Dataset entries:
------------
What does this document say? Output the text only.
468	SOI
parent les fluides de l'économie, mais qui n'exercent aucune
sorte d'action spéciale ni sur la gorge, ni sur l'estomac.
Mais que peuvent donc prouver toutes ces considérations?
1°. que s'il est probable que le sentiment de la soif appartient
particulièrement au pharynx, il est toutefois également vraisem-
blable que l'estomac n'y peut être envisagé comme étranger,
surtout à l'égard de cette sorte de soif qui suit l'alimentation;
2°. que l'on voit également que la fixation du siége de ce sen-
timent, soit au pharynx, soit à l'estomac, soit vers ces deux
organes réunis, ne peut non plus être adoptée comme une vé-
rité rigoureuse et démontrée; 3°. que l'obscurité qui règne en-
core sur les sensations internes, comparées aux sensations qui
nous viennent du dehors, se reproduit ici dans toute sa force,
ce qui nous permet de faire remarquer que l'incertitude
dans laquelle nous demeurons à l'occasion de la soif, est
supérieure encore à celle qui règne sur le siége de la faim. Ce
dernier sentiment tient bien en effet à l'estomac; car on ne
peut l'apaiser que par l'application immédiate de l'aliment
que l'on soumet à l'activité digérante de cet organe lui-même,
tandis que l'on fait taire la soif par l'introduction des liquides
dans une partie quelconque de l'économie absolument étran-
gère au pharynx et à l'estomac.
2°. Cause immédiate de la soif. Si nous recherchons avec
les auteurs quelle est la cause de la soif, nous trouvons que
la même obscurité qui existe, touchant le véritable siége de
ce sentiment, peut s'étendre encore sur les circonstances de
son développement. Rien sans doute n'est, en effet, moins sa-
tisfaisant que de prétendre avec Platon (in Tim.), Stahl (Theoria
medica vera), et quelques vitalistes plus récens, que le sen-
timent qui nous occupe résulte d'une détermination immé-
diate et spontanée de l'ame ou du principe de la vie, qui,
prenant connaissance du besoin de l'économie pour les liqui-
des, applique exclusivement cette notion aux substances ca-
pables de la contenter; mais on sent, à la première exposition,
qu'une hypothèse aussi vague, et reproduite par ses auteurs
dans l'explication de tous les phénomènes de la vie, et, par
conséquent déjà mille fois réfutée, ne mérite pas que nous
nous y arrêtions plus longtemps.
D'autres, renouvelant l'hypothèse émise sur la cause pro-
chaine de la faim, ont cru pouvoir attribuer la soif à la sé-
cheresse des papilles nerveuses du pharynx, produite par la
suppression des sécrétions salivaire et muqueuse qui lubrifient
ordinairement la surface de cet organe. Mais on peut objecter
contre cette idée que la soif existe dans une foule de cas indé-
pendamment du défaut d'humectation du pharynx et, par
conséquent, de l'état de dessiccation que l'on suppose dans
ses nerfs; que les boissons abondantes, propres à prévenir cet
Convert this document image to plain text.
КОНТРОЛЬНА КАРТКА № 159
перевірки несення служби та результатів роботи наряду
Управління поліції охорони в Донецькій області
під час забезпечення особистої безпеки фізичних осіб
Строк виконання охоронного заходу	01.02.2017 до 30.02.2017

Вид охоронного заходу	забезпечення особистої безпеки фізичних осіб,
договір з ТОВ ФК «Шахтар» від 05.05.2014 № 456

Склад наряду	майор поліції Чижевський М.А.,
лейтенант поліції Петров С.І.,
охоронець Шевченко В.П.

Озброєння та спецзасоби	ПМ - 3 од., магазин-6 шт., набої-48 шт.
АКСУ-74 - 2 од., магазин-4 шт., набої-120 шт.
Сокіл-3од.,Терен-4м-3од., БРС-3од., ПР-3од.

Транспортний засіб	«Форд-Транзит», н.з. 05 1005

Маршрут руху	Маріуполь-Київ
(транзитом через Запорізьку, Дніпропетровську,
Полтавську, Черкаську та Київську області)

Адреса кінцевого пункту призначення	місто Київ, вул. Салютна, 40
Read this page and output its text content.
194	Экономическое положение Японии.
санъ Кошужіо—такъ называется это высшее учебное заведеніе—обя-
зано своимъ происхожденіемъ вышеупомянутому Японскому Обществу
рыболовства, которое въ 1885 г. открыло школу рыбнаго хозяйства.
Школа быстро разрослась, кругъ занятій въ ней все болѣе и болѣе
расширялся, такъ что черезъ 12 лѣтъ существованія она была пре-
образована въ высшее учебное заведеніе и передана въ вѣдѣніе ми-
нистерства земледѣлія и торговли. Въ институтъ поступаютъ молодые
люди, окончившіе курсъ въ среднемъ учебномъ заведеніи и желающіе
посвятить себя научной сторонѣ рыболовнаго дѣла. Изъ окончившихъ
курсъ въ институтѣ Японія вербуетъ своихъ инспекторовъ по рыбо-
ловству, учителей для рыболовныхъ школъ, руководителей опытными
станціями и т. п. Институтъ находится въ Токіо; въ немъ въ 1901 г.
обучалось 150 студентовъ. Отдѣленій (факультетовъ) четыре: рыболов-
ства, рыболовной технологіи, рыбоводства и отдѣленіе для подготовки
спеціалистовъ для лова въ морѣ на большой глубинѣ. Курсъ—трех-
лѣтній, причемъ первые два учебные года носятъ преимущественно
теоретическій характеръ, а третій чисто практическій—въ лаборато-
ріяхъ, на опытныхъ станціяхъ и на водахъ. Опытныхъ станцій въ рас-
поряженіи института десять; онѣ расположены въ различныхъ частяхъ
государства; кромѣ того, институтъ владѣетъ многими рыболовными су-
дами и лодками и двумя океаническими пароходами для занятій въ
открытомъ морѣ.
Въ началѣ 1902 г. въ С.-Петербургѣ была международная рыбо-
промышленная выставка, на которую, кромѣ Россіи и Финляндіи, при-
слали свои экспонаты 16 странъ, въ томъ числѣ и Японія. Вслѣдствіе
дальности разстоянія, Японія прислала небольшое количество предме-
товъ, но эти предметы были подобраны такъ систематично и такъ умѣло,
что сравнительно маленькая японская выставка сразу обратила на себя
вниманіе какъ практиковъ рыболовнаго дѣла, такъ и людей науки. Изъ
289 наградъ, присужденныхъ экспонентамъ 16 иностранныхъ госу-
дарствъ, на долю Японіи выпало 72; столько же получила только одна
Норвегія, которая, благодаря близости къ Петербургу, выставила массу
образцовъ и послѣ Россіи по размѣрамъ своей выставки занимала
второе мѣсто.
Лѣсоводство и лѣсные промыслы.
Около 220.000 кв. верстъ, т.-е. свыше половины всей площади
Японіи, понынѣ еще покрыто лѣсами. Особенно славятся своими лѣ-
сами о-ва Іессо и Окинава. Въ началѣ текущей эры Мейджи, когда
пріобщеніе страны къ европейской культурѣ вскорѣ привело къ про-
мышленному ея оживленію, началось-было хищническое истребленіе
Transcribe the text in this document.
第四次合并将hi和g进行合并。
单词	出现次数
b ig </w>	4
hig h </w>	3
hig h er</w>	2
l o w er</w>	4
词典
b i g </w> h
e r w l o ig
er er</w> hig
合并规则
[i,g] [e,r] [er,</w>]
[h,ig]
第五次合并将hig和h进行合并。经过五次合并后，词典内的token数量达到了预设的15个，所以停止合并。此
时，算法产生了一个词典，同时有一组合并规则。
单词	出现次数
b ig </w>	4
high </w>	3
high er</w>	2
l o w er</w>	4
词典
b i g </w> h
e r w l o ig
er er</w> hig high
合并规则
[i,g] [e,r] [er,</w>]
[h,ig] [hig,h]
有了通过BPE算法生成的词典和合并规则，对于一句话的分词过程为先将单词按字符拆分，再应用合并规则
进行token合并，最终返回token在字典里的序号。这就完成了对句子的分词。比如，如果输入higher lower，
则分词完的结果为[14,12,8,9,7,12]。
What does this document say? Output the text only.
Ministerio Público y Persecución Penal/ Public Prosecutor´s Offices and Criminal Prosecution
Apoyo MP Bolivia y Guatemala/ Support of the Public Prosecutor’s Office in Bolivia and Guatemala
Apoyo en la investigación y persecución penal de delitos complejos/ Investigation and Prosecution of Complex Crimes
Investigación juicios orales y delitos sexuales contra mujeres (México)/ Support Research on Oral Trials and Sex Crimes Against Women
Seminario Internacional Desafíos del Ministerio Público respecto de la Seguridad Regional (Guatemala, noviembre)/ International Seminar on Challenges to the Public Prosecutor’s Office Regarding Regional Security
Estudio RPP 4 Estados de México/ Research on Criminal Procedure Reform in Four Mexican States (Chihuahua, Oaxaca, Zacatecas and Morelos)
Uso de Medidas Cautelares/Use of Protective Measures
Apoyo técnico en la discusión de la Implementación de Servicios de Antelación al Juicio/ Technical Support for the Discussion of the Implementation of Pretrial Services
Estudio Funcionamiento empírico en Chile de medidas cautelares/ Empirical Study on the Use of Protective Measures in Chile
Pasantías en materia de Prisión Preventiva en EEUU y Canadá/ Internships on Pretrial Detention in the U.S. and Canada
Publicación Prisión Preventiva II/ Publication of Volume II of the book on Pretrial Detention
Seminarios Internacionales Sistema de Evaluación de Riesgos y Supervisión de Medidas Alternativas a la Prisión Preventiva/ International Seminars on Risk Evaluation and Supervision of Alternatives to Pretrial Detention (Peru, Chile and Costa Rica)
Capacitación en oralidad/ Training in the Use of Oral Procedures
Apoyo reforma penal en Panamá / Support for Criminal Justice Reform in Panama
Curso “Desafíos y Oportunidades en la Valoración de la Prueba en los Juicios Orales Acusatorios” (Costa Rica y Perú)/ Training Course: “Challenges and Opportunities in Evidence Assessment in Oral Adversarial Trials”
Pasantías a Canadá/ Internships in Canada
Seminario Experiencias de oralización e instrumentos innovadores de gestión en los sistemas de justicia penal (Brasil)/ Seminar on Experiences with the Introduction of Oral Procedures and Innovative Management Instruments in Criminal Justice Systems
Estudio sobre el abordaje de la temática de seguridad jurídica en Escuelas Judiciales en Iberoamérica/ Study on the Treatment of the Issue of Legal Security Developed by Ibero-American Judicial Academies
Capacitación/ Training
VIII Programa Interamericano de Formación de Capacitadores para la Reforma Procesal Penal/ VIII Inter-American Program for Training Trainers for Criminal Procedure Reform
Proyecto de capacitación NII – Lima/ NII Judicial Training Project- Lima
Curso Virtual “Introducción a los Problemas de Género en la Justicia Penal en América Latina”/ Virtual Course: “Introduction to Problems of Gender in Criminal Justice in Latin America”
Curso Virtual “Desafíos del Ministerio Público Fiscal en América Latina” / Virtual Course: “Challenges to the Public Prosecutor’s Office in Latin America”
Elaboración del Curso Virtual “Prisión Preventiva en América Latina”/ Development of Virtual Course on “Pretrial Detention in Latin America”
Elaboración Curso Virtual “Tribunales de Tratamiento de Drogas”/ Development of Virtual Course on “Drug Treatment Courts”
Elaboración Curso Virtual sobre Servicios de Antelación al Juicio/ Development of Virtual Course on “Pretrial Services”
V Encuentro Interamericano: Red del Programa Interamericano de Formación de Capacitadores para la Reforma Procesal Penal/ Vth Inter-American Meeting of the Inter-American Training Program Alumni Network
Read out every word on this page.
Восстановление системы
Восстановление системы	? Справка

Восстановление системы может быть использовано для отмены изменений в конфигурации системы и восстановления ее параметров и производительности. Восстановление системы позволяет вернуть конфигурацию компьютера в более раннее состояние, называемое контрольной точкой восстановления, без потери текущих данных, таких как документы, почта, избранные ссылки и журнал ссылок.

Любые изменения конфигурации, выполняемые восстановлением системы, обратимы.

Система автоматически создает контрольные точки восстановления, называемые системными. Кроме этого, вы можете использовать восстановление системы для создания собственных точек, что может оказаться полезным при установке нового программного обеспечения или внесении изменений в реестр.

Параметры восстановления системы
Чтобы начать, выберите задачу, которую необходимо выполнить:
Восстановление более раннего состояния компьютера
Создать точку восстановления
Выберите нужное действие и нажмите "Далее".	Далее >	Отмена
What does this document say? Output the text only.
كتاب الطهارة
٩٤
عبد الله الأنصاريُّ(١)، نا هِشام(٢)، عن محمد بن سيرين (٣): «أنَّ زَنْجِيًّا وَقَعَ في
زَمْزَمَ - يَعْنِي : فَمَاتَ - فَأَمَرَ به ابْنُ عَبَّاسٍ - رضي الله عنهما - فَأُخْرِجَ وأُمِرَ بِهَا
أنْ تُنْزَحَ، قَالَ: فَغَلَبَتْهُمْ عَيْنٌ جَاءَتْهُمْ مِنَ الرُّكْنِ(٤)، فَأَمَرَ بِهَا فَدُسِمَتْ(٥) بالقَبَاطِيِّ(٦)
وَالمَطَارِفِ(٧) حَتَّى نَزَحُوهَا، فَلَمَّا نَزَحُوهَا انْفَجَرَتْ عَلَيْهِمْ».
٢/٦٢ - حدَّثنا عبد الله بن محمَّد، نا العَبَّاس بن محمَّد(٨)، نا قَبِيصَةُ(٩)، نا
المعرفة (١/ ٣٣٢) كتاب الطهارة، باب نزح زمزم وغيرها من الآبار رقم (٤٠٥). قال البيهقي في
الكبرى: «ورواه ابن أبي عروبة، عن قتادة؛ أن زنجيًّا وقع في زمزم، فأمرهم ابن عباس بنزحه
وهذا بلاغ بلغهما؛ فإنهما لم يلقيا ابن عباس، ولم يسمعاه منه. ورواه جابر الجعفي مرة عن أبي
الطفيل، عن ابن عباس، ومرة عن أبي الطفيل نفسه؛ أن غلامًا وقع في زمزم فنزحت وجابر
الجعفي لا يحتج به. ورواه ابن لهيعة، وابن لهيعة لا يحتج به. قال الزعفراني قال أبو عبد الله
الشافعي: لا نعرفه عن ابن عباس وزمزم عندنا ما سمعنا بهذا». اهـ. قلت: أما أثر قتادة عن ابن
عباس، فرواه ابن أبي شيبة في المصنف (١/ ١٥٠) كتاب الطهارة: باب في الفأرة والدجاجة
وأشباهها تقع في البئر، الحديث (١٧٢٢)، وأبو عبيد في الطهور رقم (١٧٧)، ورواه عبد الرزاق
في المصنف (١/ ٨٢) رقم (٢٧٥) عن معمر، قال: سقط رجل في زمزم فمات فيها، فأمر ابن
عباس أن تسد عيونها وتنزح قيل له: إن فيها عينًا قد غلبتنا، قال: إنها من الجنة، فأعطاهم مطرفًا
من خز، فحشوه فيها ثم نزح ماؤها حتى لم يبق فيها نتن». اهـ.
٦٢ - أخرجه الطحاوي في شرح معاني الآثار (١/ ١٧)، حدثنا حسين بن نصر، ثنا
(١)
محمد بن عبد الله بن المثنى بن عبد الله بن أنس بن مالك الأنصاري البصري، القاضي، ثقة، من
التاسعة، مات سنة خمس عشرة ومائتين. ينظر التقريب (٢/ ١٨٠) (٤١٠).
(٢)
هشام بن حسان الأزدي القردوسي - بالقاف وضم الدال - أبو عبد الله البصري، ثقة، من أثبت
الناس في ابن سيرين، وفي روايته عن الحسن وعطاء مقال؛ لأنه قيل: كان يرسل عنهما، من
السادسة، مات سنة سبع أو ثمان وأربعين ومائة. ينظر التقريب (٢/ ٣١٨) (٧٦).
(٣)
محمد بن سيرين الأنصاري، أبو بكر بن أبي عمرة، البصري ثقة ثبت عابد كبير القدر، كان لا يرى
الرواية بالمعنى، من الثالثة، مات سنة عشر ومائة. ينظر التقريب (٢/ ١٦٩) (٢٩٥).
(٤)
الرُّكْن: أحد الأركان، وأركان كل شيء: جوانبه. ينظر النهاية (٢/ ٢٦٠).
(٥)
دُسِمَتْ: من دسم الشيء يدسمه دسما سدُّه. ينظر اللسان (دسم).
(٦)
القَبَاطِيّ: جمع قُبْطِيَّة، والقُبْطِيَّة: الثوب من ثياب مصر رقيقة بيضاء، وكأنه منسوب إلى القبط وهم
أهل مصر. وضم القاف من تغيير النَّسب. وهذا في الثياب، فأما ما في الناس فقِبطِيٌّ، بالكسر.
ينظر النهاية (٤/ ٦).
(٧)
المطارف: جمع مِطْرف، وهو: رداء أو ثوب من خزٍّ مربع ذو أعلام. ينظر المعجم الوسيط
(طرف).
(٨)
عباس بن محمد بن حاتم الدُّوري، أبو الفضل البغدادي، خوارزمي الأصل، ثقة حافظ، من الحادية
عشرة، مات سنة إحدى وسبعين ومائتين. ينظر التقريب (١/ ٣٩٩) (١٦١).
------------
» **YOUR OBJECTIVE**:
Go through the entries above and copy every line containing "Preventiva".

» **RESULT**:
Pasantías en materia de Prisión Preventiva en EEUU y Canadá/ Internships on Pretrial Detention in the U.S. and Canada
Publicación Prisión Preventiva II/ Publication of Volume II of the book on Pretrial Detention
Seminarios Internacionales Sistema de Evaluación de Riesgos y Supervisión de Medidas Alternativas a la Prisión Preventiva/ International Seminars on Risk Evaluation and Supervision of Alternatives to Pretrial Detention (Peru, Chile and Costa Rica)
Elaboración del Curso Virtual “Prisión Preventiva en América Latina”/ Development of Virtual Course on “Pretrial Detention in Latin America”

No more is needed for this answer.